[start]

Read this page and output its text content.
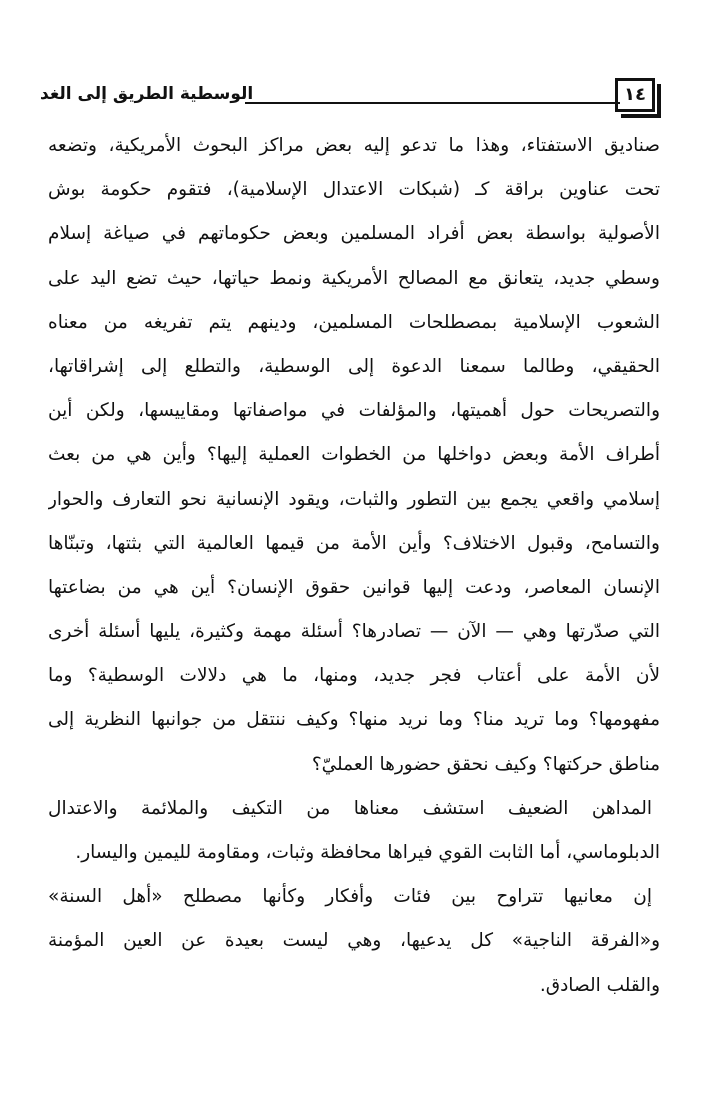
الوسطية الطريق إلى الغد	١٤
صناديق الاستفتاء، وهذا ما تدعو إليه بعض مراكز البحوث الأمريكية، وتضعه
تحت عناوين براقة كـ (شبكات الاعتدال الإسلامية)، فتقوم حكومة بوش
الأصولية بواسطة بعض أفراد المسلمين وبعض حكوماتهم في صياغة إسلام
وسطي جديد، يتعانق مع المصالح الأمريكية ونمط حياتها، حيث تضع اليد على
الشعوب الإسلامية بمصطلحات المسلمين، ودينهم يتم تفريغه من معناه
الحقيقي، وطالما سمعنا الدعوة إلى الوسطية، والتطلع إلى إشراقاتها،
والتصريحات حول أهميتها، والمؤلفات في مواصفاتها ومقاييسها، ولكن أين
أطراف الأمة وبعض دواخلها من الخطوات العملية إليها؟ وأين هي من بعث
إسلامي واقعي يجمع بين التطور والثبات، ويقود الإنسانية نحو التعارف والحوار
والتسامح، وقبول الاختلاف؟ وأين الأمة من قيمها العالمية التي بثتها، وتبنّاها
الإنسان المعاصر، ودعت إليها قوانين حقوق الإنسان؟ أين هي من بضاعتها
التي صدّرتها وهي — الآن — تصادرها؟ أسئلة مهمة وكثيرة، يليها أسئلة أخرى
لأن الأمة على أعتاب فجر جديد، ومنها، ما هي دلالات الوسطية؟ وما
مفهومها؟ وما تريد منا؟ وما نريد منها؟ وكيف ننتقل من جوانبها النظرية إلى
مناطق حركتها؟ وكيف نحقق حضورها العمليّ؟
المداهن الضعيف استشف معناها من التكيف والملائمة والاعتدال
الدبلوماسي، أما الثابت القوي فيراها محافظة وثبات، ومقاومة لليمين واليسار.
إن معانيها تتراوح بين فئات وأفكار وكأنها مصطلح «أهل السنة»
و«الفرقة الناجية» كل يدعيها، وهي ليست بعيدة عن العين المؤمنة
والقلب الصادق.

[end]
[start]

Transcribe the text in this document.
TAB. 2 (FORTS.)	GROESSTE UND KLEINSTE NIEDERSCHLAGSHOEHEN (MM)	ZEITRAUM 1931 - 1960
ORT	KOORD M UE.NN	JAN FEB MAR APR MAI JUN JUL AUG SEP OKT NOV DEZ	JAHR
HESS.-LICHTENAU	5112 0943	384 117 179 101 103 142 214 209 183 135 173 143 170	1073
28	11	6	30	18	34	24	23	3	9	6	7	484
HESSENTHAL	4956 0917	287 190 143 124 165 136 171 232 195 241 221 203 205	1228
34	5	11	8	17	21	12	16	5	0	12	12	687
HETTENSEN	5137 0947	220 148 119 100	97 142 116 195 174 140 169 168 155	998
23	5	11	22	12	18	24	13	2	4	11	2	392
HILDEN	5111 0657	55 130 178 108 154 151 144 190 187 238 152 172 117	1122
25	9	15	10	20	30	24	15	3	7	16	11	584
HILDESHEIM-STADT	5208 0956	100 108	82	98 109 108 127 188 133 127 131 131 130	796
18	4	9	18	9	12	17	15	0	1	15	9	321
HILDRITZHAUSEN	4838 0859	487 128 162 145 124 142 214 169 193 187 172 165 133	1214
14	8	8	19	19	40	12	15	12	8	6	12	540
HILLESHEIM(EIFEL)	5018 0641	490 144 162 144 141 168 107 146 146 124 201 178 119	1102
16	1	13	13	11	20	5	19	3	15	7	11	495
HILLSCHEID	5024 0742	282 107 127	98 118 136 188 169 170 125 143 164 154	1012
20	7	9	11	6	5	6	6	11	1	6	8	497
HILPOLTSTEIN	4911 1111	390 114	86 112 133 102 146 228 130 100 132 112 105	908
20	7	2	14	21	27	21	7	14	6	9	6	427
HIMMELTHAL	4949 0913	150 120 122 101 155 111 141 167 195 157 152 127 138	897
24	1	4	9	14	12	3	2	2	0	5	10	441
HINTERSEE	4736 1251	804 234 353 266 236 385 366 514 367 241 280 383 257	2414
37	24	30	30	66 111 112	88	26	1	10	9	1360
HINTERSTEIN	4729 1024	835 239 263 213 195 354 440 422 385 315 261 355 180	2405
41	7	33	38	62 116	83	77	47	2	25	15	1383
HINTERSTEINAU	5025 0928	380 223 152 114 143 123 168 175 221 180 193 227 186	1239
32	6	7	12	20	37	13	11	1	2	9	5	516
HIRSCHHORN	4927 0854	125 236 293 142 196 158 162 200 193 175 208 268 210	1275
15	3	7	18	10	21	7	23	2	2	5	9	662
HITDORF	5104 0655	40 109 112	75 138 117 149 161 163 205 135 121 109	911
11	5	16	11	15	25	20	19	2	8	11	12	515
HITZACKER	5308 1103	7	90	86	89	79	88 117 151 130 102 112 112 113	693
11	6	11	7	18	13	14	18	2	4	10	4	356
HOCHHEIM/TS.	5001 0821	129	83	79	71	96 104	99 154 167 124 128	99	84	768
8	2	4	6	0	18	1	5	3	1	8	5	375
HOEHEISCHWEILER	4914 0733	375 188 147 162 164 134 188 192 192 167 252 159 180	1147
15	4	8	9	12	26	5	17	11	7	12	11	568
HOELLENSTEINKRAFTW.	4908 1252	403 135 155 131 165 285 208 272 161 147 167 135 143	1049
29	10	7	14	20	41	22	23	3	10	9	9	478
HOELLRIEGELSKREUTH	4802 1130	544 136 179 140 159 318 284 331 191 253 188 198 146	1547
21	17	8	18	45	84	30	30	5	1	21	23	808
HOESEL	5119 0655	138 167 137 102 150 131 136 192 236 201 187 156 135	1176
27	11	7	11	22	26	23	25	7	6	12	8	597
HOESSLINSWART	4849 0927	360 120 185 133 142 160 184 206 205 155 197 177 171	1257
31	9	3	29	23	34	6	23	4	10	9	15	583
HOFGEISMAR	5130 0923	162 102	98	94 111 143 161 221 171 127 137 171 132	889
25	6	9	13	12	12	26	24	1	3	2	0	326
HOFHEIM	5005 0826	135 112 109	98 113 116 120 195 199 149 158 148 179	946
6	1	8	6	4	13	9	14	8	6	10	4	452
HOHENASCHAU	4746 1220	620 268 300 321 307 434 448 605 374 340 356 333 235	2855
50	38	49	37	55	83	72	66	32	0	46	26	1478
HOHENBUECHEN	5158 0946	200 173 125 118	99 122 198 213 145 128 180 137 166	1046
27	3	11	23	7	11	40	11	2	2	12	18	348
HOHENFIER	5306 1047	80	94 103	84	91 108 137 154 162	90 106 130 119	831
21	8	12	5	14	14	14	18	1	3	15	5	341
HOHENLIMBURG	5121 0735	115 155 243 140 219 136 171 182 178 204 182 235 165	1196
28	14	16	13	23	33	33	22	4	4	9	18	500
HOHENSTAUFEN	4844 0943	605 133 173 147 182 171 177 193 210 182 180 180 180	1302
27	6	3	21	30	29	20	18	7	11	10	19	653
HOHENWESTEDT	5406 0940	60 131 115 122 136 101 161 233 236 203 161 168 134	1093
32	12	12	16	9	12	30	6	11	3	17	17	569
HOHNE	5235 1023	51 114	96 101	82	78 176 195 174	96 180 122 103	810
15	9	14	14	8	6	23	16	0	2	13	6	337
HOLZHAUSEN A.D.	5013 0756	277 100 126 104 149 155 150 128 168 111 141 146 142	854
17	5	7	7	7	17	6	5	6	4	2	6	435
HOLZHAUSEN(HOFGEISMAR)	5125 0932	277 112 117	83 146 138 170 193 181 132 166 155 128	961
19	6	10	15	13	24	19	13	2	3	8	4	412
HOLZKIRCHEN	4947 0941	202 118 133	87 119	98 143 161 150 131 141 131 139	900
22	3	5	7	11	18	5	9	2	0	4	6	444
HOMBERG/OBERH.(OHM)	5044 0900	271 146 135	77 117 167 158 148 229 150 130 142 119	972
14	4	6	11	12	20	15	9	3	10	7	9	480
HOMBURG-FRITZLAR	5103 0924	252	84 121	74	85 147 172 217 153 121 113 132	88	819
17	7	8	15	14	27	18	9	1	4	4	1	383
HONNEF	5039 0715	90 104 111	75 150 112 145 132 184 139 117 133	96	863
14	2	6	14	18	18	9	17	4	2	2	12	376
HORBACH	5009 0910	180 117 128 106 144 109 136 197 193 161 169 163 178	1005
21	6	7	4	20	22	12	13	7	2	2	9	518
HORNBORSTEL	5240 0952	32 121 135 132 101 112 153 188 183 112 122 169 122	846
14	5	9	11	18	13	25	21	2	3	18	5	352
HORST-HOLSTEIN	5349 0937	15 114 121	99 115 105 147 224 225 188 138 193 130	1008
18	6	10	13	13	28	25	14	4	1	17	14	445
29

[end]

## Exercise description:
Search the material above for "الوسطية". Pull out each line where it shows up.

## Exercise solution:
الوسطية الطريق إلى الغد	١٤
الحقيقي، وطالما سمعنا الدعوة إلى الوسطية، والتطلع إلى إشراقاتها،
لأن الأمة على أعتاب فجر جديد، ومنها، ما هي دلالات الوسطية؟ وما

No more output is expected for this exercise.